Data records:
________________________
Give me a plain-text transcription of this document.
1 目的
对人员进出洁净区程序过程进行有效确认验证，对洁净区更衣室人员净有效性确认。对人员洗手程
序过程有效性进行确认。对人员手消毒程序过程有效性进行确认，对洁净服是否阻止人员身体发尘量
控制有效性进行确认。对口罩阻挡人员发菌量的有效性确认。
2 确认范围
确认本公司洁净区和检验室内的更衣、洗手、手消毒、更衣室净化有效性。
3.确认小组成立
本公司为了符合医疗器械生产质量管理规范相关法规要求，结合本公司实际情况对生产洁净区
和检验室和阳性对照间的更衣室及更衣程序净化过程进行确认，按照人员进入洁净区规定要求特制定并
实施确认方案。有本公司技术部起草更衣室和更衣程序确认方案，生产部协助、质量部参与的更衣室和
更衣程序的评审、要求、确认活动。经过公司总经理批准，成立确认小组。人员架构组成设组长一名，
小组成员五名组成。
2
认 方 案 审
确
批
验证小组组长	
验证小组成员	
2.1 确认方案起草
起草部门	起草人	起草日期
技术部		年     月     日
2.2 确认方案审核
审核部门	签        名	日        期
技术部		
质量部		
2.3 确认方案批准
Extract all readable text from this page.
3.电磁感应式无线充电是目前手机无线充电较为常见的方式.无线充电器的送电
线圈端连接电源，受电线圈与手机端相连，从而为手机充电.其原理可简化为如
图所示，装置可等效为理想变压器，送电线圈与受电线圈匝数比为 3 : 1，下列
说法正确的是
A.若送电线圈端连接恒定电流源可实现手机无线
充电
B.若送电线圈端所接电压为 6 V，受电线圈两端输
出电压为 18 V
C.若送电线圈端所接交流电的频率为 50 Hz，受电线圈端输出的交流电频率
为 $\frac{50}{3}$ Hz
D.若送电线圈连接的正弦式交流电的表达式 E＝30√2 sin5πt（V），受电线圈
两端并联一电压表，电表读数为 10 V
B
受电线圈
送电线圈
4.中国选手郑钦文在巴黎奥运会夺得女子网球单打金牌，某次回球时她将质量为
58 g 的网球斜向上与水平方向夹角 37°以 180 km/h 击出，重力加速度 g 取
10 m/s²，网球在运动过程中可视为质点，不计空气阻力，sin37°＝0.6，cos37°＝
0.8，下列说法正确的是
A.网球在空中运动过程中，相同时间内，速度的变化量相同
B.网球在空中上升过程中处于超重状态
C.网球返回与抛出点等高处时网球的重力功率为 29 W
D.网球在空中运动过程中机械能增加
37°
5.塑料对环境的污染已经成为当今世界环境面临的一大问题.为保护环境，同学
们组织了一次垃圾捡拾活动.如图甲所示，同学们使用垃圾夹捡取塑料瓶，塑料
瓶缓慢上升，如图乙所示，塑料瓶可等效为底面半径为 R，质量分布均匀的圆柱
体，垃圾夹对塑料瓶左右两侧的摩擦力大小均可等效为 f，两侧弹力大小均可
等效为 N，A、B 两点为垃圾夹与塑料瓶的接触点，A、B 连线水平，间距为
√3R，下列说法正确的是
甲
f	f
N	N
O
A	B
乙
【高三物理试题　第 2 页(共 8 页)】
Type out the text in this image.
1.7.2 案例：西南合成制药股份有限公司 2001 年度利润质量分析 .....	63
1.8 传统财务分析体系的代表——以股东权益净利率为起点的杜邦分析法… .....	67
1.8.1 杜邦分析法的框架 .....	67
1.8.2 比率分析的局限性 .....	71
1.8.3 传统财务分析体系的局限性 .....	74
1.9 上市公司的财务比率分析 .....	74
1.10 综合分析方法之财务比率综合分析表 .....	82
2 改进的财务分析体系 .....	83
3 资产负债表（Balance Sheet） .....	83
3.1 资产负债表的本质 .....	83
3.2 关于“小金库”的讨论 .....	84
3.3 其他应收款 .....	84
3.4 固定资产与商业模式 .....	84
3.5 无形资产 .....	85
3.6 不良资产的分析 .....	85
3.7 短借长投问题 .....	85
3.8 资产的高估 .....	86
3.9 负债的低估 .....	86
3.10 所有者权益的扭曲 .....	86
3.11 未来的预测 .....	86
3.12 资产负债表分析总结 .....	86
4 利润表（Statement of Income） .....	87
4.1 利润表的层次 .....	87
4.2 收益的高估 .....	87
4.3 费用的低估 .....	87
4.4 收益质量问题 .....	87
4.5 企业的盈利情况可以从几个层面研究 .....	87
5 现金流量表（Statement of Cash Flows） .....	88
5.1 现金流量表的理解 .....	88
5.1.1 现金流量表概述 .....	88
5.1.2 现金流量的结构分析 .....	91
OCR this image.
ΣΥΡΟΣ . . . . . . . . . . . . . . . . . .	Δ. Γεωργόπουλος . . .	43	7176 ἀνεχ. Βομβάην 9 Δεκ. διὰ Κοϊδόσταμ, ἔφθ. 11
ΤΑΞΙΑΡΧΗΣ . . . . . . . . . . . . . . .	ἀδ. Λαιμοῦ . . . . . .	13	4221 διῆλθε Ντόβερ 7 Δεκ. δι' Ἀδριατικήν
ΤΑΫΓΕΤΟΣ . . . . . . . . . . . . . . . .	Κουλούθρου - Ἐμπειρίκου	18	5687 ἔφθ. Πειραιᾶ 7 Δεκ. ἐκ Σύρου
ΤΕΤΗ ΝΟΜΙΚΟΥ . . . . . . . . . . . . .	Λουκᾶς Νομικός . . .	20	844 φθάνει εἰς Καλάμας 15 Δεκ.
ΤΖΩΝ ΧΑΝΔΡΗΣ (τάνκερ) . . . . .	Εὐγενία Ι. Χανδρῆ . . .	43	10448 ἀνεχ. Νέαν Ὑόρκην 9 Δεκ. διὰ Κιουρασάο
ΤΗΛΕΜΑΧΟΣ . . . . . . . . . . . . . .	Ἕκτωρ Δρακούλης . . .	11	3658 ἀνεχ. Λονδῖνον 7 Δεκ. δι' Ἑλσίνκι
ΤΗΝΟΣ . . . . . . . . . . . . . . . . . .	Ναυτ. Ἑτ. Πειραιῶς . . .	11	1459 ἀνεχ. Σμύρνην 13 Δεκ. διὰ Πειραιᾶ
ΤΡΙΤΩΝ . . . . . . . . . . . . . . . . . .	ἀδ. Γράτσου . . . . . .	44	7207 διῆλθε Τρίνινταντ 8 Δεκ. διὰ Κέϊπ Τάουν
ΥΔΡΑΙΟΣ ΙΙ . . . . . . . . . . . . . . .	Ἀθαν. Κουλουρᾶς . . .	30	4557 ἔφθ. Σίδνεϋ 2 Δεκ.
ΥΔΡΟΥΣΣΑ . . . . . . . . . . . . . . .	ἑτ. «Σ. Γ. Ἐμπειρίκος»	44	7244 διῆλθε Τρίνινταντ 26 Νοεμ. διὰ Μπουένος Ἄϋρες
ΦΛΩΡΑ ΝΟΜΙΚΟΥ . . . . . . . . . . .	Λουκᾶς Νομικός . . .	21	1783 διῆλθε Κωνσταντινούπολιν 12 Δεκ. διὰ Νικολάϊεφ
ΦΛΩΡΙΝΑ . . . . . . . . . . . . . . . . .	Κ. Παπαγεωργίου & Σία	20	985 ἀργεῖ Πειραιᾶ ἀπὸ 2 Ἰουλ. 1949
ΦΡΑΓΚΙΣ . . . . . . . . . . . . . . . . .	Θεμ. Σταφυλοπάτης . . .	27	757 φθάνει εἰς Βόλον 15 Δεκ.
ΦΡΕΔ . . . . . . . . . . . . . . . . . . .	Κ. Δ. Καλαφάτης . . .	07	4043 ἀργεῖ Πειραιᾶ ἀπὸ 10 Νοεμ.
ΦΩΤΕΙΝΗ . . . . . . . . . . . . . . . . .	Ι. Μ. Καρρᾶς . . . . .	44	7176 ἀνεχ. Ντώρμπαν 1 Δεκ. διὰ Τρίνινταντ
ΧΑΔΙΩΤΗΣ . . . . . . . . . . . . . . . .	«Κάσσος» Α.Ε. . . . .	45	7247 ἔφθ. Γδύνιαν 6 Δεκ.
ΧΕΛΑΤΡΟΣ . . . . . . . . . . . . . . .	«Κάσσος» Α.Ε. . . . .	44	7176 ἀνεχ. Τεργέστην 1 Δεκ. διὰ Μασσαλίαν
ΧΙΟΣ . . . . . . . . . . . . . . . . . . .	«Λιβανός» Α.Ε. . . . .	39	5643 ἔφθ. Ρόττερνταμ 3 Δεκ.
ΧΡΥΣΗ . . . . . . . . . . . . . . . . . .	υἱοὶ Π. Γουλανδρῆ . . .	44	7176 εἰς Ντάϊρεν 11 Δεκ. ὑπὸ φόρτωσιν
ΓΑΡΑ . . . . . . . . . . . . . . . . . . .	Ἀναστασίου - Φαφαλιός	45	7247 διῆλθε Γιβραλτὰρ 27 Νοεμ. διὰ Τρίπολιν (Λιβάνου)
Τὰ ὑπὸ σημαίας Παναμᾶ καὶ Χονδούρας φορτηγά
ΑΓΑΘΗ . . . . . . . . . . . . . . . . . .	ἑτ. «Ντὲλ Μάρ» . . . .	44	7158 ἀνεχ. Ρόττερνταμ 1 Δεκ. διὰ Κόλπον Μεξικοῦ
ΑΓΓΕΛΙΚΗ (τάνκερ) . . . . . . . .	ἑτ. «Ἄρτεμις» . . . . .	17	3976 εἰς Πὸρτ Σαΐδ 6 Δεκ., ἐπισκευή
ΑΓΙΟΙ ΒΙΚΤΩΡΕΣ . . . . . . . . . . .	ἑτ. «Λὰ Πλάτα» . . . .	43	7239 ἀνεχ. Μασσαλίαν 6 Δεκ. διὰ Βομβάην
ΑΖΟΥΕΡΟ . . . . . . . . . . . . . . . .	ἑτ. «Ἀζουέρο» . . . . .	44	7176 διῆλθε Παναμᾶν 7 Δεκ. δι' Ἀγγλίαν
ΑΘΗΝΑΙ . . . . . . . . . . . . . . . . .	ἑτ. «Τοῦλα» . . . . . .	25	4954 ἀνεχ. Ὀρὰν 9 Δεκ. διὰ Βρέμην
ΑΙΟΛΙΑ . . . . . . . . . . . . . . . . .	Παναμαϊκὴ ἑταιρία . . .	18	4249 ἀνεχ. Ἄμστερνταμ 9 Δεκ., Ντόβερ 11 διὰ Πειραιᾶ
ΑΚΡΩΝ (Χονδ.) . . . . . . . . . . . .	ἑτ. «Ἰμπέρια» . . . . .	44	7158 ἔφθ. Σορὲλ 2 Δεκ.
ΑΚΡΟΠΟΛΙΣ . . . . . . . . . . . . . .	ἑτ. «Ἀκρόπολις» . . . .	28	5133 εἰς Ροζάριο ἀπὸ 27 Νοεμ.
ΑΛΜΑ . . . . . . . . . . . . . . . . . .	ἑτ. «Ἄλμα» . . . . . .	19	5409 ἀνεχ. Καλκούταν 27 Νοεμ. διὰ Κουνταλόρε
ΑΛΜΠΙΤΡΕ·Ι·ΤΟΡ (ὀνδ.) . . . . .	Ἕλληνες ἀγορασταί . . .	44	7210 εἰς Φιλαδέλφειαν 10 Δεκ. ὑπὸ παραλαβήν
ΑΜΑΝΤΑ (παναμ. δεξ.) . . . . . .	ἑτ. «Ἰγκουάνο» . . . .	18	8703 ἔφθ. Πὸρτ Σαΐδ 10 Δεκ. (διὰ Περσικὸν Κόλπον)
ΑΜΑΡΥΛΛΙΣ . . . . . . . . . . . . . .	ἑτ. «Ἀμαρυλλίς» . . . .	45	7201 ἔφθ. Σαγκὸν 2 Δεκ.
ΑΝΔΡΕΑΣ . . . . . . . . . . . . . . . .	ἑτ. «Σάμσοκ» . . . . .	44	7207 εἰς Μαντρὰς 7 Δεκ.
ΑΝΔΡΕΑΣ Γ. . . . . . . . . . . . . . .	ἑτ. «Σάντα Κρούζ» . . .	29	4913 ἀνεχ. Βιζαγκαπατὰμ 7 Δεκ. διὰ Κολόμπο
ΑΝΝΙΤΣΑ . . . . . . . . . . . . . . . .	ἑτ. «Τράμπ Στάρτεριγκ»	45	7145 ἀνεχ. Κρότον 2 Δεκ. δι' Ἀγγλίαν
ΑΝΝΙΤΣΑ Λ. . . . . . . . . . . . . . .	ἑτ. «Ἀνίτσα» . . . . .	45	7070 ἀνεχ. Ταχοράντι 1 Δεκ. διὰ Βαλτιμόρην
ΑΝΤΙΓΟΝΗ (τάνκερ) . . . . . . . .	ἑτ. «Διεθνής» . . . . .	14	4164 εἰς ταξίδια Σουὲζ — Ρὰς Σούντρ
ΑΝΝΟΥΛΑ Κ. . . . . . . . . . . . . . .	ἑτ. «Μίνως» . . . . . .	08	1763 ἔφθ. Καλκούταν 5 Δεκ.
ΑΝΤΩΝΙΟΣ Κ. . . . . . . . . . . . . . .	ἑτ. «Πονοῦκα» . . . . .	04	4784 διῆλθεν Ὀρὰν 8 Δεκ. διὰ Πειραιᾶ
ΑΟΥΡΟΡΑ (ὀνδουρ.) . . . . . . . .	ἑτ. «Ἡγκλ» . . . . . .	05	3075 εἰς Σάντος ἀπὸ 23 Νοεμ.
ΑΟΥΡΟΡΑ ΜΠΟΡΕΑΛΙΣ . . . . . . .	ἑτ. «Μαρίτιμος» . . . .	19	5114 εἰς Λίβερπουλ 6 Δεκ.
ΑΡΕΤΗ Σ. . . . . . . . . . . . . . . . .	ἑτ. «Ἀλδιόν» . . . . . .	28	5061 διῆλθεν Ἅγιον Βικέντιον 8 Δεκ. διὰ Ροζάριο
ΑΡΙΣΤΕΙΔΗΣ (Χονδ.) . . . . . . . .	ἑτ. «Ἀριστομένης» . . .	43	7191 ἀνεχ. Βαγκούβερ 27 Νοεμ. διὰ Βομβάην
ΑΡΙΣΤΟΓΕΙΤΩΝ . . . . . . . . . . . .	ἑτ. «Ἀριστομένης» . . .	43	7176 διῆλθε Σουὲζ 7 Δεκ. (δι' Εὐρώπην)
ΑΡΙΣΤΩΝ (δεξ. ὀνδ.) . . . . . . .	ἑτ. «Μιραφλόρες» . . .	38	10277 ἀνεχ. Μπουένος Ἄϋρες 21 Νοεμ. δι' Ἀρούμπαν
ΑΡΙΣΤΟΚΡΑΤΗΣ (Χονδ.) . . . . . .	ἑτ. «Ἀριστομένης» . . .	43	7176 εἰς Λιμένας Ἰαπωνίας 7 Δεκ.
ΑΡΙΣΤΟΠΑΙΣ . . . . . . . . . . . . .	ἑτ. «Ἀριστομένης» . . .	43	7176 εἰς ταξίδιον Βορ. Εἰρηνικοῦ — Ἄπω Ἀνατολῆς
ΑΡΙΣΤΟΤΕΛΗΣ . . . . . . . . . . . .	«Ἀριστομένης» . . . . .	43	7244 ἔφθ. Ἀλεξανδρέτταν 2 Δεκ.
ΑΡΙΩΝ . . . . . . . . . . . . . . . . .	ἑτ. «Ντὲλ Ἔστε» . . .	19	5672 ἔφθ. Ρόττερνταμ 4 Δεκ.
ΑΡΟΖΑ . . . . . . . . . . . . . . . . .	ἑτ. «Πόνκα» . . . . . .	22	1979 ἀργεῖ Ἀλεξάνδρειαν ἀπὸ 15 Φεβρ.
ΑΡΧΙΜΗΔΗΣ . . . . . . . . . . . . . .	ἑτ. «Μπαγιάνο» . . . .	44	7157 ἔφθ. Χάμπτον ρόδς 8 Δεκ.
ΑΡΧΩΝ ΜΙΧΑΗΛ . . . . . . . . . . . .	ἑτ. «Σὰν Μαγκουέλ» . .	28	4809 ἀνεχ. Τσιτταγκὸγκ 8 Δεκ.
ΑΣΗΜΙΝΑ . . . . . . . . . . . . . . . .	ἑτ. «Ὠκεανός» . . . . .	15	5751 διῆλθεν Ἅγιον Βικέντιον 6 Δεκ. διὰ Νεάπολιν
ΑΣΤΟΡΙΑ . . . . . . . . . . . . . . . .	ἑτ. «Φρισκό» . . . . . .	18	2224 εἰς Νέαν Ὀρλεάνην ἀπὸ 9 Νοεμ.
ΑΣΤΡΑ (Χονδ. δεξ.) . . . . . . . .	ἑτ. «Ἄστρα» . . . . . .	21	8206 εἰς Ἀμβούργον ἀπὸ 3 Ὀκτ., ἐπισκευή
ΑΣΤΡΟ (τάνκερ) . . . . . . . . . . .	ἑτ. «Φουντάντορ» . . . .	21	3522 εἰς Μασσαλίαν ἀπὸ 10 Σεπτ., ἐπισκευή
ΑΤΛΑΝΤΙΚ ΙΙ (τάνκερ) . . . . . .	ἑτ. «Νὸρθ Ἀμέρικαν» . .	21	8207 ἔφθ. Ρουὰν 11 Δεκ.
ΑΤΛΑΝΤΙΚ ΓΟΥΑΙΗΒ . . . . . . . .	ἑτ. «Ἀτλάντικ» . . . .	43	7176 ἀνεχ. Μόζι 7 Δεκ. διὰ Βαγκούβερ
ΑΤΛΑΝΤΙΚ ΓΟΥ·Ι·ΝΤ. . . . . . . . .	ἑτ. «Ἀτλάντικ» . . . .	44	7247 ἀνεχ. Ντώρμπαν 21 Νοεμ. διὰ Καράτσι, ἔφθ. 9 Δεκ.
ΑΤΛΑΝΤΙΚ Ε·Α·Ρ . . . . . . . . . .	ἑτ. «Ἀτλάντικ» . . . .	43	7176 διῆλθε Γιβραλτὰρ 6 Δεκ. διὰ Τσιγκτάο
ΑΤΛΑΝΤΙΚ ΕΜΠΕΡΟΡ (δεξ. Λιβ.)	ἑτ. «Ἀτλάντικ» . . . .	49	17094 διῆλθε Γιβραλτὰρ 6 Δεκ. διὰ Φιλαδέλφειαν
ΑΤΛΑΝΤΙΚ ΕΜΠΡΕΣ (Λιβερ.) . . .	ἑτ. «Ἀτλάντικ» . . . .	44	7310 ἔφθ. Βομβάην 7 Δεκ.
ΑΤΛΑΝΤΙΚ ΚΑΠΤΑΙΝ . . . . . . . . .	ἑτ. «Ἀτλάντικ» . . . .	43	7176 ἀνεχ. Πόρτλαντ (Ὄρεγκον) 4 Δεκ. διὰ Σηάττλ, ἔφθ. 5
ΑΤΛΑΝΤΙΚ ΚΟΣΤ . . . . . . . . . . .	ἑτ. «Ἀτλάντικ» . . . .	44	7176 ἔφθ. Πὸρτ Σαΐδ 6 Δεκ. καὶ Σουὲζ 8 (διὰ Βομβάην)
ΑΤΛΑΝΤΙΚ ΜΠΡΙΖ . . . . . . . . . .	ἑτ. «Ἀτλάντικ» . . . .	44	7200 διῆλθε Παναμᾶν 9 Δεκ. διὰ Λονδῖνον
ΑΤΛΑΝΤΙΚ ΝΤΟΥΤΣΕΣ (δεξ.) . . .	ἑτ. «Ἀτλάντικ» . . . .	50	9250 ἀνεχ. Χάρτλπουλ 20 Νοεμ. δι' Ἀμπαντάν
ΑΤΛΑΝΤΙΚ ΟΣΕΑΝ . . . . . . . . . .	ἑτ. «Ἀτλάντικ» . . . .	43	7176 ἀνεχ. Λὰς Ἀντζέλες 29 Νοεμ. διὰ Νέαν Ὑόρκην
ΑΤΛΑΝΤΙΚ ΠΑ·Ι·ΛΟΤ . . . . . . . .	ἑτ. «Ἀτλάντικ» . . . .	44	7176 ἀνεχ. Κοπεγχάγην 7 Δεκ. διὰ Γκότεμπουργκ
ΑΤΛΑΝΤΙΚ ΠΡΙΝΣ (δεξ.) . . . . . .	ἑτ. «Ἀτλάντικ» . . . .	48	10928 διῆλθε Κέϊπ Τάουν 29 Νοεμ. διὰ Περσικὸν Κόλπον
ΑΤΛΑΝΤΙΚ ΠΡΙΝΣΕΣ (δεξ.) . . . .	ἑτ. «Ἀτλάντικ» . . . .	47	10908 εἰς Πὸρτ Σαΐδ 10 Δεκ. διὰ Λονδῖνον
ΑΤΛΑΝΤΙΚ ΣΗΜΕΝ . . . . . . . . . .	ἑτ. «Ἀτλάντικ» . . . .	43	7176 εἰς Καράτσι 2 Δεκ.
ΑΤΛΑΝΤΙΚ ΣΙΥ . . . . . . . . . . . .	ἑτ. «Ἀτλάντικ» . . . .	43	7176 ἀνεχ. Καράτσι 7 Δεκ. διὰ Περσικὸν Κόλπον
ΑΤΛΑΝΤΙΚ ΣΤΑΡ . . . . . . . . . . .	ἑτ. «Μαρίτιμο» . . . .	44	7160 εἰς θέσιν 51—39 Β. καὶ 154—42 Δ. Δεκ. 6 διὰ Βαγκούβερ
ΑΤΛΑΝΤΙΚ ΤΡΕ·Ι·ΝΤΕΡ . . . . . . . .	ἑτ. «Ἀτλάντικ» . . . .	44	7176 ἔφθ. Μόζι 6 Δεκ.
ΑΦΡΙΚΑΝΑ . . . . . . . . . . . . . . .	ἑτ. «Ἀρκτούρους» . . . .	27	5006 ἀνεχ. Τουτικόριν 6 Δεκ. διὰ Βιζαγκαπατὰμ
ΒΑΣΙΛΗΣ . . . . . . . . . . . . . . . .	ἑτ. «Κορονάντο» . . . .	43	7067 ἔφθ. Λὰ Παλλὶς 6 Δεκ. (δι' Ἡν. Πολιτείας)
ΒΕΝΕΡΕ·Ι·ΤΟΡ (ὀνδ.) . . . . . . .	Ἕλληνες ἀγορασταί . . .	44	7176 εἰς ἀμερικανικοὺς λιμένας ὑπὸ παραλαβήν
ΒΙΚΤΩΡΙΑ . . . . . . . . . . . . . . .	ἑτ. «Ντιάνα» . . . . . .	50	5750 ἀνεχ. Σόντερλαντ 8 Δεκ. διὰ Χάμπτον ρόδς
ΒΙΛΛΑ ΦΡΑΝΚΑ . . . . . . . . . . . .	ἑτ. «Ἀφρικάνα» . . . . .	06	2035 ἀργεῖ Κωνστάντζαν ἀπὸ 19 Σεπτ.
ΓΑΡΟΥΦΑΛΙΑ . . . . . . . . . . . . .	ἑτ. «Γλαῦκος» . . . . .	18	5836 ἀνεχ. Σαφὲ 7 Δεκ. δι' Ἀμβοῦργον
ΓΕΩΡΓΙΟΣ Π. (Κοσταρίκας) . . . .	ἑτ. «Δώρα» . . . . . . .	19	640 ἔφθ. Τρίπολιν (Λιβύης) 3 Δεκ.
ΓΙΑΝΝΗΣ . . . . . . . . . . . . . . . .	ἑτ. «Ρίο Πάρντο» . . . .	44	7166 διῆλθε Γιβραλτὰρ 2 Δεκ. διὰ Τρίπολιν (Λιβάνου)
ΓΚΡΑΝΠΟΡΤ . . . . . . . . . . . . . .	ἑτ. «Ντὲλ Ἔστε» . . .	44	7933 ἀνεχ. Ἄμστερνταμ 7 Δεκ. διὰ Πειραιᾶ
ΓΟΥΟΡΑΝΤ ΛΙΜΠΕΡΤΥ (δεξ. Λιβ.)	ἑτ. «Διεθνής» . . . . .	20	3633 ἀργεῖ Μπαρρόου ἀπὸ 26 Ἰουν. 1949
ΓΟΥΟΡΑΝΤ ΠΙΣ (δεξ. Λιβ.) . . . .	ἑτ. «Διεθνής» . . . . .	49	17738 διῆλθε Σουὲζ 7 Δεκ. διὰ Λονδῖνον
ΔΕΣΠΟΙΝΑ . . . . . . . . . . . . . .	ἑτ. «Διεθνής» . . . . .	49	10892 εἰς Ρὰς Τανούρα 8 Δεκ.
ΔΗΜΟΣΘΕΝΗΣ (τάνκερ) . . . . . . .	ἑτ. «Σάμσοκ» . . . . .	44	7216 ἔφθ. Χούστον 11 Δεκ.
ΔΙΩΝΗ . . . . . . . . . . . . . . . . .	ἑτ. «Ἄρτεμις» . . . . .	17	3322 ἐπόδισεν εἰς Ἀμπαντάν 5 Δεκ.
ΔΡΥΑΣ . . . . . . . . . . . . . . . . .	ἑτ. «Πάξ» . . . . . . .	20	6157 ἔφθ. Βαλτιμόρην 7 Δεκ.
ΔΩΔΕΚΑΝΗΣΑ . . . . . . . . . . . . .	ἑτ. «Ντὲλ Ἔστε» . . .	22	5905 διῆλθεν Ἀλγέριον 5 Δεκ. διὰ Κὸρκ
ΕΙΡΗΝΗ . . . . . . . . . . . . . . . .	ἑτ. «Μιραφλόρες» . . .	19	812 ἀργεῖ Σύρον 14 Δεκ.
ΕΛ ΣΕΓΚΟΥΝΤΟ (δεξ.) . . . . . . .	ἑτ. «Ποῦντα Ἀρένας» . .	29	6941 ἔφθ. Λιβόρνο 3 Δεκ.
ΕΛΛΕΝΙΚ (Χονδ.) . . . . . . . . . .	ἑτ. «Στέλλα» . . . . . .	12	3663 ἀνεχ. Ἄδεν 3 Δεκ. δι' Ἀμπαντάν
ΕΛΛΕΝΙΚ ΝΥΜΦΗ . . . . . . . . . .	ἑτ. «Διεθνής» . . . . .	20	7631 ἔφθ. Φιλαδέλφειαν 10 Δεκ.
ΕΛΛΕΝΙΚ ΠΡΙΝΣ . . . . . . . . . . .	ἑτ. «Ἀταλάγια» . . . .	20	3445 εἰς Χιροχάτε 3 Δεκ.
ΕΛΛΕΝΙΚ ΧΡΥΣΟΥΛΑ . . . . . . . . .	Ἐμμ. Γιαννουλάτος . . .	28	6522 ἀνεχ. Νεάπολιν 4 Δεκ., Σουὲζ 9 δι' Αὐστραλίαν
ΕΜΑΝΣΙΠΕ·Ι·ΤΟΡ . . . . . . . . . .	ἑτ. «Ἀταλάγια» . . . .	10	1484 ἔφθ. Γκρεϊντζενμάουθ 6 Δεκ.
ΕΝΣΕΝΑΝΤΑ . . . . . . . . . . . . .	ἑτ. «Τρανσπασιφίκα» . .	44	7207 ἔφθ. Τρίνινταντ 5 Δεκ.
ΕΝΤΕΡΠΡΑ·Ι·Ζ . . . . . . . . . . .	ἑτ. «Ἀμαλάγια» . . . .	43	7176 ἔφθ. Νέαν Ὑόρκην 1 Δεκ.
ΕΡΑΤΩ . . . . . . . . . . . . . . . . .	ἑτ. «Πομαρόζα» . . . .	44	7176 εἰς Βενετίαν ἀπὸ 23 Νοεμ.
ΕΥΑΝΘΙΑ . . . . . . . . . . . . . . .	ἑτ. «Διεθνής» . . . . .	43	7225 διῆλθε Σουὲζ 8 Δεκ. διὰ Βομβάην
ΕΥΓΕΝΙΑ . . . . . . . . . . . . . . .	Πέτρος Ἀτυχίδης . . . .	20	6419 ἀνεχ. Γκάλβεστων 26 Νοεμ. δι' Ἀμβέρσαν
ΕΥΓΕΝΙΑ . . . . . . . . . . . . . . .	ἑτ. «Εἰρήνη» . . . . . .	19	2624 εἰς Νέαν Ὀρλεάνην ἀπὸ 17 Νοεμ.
________________________
Problem to work on:
Which lines of the data include "Παναμᾶν"? Copy each of them.

Answer to this exercise:
ΑΖΟΥΕΡΟ . . . . . . . . . . . . . . . .	ἑτ. «Ἀζουέρο» . . . . .	44	7176 διῆλθε Παναμᾶν 7 Δεκ. δι' Ἀγγλίαν
ΑΤΛΑΝΤΙΚ ΜΠΡΙΖ . . . . . . . . . .	ἑτ. «Ἀτλάντικ» . . . .	44	7200 διῆλθε Παναμᾶν 9 Δεκ. διὰ Λονδῖνον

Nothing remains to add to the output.